Data for processing —
· · ·

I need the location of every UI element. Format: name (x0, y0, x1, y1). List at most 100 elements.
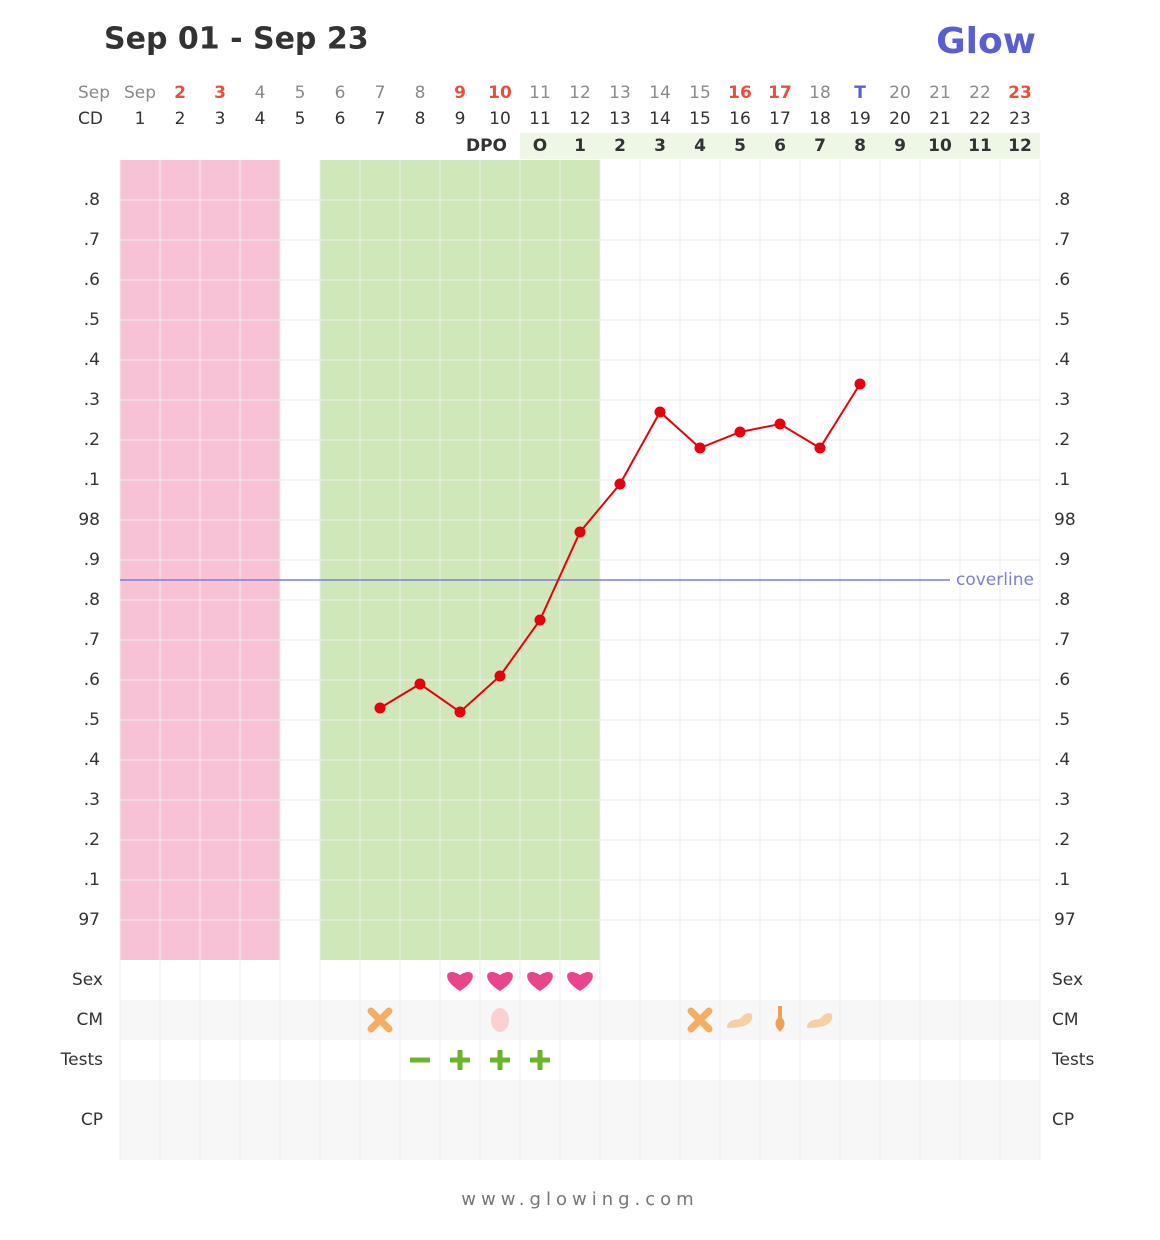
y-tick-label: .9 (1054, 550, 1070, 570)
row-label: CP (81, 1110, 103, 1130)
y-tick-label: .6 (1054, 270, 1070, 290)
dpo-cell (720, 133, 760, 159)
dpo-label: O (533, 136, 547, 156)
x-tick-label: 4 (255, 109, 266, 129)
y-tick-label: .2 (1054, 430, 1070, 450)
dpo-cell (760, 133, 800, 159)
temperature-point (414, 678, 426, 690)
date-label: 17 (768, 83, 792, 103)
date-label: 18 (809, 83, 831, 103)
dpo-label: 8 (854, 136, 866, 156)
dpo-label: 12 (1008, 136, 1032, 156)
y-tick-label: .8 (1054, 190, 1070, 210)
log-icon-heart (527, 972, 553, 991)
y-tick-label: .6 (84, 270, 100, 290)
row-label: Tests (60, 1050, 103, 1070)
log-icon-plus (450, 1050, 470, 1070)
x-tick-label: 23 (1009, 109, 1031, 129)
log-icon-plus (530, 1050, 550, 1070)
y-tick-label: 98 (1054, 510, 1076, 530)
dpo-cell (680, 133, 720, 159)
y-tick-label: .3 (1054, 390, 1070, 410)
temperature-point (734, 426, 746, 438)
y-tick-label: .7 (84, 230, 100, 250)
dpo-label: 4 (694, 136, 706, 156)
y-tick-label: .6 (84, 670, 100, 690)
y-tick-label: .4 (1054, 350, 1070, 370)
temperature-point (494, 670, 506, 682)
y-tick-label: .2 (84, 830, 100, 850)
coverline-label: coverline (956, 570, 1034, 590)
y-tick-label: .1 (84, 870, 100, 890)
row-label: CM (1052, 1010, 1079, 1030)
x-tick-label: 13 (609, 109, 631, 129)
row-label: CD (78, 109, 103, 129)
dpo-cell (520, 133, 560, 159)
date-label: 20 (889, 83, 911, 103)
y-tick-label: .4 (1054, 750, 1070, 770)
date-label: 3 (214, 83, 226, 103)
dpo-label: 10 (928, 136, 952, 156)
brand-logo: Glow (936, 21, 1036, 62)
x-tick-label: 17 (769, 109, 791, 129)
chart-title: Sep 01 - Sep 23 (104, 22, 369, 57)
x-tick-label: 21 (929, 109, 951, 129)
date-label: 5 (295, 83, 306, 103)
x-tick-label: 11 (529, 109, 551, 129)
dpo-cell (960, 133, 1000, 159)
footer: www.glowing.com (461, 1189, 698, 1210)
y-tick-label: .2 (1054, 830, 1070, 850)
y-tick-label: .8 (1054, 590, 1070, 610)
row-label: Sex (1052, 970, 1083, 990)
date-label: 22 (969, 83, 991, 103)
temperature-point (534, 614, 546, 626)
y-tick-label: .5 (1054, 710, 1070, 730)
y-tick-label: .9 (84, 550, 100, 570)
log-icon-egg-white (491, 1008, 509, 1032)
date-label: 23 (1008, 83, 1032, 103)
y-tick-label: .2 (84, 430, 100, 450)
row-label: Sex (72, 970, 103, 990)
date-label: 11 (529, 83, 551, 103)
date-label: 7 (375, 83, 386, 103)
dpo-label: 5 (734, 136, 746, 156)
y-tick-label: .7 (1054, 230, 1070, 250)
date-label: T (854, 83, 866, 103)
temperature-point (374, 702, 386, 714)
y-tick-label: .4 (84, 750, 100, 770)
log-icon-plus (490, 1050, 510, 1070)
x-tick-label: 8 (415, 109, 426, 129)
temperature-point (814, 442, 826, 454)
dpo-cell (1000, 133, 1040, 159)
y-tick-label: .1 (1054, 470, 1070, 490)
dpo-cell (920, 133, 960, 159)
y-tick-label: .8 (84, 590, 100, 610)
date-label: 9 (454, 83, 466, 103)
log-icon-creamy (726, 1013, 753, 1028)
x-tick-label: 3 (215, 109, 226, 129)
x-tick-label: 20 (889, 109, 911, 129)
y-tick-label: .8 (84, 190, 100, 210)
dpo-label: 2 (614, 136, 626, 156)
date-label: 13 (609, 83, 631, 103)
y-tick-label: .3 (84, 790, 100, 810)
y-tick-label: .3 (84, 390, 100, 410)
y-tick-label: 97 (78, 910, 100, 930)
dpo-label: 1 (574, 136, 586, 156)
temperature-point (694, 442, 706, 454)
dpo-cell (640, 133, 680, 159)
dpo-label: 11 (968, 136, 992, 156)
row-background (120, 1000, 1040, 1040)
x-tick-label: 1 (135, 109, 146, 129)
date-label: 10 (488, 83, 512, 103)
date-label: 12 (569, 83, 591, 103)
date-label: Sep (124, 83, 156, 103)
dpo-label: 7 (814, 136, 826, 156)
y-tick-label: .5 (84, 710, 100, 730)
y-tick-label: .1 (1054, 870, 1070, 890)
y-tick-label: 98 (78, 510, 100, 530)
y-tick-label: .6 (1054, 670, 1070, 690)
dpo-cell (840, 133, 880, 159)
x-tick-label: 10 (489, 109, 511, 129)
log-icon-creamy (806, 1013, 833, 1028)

· · ·

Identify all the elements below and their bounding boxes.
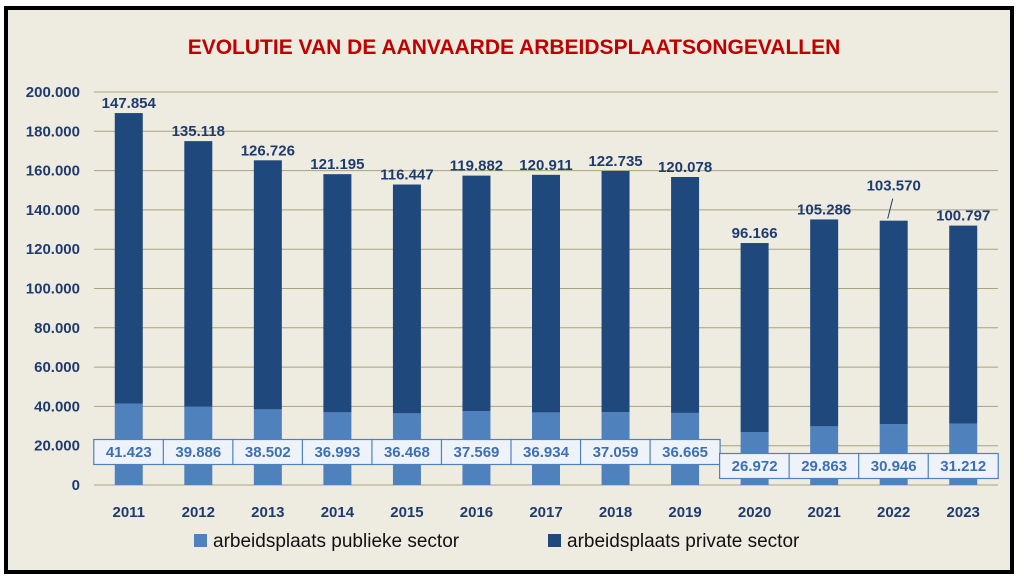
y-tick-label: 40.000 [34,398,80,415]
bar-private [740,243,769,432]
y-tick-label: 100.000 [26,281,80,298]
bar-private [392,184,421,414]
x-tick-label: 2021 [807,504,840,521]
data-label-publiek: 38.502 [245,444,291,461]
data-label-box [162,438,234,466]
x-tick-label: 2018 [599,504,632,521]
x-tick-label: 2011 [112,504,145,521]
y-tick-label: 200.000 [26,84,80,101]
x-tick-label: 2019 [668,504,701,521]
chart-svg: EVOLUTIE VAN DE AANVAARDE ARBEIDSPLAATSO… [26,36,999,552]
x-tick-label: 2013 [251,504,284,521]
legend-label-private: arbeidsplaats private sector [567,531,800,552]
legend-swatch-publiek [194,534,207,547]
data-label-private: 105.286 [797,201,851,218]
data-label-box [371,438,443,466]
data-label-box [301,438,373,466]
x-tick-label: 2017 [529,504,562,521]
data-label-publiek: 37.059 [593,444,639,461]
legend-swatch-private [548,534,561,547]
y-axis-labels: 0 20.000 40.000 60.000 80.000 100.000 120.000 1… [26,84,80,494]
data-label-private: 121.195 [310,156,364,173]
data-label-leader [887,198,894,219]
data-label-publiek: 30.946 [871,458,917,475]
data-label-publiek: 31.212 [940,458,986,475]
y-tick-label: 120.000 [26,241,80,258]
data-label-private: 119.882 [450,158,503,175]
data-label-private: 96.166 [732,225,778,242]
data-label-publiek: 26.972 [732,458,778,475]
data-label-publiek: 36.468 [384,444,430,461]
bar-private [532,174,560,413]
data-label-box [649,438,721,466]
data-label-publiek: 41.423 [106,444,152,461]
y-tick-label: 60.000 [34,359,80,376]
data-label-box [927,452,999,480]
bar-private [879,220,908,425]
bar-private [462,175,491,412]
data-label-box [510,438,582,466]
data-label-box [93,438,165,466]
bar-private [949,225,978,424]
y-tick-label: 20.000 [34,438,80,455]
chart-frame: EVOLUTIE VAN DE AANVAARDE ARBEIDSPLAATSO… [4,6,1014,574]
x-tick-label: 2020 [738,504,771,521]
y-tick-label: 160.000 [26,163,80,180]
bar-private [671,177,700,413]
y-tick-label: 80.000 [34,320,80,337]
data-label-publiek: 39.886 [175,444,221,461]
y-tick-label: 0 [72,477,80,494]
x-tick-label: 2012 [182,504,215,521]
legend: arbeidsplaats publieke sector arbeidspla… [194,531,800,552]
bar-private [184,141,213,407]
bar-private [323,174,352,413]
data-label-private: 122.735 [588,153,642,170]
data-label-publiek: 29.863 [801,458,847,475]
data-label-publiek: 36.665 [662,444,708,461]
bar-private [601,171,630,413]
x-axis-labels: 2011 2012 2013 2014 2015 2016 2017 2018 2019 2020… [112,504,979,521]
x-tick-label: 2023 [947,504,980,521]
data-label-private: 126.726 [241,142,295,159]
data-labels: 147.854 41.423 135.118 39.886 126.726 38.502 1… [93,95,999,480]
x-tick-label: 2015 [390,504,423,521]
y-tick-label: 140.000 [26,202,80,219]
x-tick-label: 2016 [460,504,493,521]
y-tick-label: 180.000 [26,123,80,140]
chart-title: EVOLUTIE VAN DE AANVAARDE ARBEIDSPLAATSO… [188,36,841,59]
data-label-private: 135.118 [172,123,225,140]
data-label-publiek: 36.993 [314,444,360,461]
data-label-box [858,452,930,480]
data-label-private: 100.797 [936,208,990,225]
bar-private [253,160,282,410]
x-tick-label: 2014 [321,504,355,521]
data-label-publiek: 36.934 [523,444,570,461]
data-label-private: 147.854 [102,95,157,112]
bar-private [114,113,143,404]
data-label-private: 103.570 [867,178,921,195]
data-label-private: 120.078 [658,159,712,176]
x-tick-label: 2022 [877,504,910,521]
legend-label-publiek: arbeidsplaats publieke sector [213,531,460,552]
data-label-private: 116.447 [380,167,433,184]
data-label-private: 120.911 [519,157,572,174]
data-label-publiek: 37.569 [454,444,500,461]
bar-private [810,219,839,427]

· · ·

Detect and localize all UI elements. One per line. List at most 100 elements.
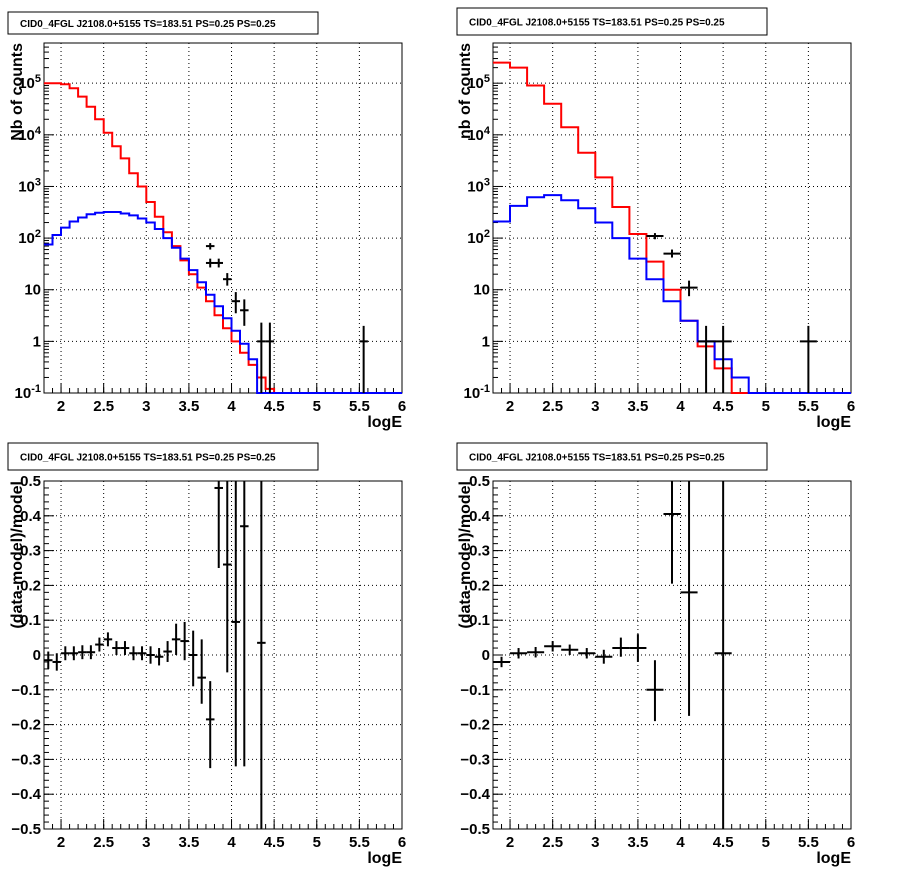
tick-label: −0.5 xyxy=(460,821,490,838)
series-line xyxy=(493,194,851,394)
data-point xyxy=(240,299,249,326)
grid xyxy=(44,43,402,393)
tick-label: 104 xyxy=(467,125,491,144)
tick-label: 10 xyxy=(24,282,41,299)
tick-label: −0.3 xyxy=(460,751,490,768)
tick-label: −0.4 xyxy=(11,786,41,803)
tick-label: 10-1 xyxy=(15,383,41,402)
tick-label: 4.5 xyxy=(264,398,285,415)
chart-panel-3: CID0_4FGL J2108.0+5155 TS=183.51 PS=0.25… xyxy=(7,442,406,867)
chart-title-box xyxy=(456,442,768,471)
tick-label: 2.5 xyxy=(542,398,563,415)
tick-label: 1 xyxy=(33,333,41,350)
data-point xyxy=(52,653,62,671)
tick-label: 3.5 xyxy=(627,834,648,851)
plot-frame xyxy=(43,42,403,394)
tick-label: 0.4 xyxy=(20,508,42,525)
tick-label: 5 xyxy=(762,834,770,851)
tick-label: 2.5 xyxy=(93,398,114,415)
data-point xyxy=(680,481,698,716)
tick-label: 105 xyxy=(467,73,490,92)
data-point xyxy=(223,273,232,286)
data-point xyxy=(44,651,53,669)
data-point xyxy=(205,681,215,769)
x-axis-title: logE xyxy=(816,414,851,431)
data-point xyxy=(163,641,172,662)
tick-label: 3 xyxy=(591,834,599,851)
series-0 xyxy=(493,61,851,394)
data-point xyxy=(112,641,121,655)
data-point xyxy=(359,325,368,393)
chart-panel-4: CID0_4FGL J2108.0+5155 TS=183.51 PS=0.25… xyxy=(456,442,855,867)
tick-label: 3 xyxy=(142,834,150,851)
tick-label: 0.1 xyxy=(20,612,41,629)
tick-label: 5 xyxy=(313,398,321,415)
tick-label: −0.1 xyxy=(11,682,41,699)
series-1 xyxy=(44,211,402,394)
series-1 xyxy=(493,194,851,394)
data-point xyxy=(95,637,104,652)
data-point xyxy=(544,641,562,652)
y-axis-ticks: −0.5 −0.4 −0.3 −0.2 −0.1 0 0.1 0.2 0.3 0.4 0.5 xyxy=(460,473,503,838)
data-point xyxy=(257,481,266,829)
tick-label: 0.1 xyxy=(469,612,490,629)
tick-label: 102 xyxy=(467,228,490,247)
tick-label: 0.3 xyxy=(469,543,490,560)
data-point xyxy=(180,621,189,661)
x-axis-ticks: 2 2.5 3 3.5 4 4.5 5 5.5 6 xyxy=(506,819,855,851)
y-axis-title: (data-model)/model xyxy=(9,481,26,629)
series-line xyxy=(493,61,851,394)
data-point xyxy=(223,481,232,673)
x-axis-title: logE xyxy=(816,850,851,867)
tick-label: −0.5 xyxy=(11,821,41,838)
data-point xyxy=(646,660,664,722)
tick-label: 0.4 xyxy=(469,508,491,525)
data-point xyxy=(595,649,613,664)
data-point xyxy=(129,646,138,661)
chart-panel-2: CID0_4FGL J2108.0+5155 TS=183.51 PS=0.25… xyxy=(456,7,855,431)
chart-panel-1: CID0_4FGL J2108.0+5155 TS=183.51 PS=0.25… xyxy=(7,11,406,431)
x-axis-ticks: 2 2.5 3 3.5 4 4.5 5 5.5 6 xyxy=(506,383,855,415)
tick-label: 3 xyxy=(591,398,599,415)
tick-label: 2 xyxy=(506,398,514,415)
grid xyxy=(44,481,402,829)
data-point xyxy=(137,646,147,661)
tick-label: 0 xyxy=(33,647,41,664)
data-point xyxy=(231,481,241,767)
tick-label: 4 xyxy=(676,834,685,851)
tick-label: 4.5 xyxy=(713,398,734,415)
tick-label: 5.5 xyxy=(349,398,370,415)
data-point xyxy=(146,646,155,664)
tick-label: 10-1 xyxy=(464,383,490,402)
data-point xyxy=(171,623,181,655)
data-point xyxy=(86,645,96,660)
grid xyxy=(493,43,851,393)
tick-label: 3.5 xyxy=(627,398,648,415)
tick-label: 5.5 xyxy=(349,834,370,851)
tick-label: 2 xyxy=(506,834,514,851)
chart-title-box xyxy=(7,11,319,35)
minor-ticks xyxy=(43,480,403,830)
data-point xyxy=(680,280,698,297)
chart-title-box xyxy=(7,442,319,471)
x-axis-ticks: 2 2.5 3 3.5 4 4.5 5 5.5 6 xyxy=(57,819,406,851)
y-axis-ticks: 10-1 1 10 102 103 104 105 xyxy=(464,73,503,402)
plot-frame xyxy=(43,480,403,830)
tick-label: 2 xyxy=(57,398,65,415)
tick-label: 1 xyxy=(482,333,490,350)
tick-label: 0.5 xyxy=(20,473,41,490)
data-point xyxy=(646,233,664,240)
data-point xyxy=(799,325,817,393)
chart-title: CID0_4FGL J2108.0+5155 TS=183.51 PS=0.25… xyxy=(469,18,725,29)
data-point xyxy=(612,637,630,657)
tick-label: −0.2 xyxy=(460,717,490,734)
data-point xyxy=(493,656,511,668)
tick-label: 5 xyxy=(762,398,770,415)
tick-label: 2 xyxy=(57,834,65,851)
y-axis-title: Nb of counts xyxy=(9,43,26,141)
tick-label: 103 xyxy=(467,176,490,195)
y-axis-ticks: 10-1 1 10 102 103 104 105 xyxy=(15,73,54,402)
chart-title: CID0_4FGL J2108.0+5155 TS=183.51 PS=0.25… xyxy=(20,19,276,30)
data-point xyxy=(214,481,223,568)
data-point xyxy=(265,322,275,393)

· · ·

Prompt — Please rewrite the records from the line holding "y-tick-label: 40.000 [34,398,80,415]" through the line holding "x-tick-label: 2011 [112,504,145,521]", inclusive, as a Markdown table with the columns Row and Line. Give each line a row number and leave out any blank lines.

Exercise answer —
| Row | Line |
|---|---|
| 1 | y-tick-label: 40.000 [34,398,80,415] |
| 2 | bar-private [740,243,769,432] |
| 3 | y-tick-label: 100.000 [26,281,80,298] |
| 4 | bar-private [392,184,421,414] |
| 5 | x-tick-label: 2021 [807,504,840,521] |
| 6 | data-label-publiek: 38.502 [245,444,291,461] |
| 7 | data-label-box [162,438,234,466] |
| 8 | x-tick-label: 2018 [599,504,632,521] |
| 9 | x-tick-label: 2011 [112,504,145,521] |